EXCERPTED TEXT
I am aware of several studies that meet all inclusion criteria that were not included in the systematic review of Valderas et al. [1]. For example, between 1997 and 1999 our diabetes psychology research group conducted a randomised controlled trial to test whether assessment of psychological well-being in an outpatient diabetes care setting had beneficial effects on: (1) psychological well-being; (2) the patient’s evaluation of the quality of diabetes care; and (3) glycemic control [2]. Our intervention comprised the measurement and discussion of psychological well-being, a patient reported outcome. Patients randomised to the control group received diabetes care as usual; their PRO was not included in the feedback to the members of the diabetes care team. For the measurement of the PRO, we used a computerised version of the Well-Being Questionnaire (W-BQ12) and the Patient’s Evaluation of the Quality of Diabetes Care (PEQ-D) inventory [36]. In our study, clinical research staff (diabetes nurses) were responsible for the measurement and discussion of the patient reported outcome. This is in contrast with most of the studies included in the systematic review [1], where the intervention was organised and delivered by research staff.
Furthermore, Maguire et al. [7] have conducted a randomised controlled trial to determine whether counselling by a nurse specialist prevented psychiatric morbidity in a group of breast cancer patients with mastectomy. Seventy-seven patients received standard care and 75 patients were counselled by a nurse, who monitored the psychological well-being of these patients using the Present State Examination (PSE, standardised interview). In this study, the monitoring plus counselling intervention had no effect on mortality, but markedly improved the recognition of those patients who were in need of psychiatric help. At 12–18-month follow-up, there was much less psychiatric morbidity in the counselled group (12%) compared to the control group (39%) [7].

Document structure recognition data

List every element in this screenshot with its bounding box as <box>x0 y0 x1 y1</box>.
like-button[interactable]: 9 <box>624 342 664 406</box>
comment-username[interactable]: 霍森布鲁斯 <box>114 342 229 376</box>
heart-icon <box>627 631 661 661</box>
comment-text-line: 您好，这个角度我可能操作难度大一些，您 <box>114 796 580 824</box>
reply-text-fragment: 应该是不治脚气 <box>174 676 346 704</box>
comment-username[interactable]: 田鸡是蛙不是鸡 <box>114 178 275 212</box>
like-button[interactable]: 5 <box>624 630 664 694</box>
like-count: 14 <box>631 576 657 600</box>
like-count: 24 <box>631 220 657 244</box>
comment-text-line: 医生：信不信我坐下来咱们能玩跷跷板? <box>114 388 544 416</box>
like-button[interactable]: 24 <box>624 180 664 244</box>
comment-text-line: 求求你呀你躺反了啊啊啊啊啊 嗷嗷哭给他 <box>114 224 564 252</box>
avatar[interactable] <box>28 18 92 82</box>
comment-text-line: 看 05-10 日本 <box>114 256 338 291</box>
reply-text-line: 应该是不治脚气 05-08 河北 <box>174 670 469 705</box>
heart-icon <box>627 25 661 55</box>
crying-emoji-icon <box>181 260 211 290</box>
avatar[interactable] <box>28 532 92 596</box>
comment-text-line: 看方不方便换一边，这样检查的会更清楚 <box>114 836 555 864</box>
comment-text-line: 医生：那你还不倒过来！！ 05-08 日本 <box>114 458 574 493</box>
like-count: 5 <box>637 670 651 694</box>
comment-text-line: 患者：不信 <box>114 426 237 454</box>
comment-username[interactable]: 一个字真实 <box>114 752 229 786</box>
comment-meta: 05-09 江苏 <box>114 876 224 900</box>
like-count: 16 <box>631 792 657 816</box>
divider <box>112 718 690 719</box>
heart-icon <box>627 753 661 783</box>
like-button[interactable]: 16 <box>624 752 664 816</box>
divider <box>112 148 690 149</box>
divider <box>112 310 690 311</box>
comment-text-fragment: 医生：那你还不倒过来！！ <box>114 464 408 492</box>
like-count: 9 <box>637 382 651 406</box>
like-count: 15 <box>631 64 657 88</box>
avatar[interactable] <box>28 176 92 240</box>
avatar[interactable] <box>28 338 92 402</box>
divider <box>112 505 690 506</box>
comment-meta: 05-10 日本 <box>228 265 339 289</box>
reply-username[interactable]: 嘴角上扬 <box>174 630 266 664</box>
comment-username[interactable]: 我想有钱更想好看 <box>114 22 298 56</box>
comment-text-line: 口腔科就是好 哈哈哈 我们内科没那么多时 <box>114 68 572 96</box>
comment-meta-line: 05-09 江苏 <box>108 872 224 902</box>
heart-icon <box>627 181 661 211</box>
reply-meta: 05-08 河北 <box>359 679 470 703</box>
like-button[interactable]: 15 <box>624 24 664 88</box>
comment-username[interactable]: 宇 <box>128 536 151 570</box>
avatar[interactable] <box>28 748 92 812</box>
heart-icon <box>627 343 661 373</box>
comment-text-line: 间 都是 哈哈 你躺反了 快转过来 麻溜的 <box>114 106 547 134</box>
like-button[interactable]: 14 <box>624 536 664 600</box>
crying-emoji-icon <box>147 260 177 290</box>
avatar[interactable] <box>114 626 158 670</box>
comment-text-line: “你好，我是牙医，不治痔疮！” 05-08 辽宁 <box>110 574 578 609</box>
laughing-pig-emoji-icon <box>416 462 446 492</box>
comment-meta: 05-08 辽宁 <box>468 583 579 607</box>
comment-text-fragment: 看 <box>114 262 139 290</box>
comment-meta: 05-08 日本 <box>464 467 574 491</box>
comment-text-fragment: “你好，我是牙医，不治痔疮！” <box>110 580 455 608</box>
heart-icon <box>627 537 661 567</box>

INSTRUCTIONS TO FOLLOW
According to the excerpted text on assessing patient well-being, what share of patients in the counselled group and in the control group had psychiatric morbidity at the 12–18-month follow-up?

OUTPUT OF THE TASK
12% of the counselled group and 39% of the control group.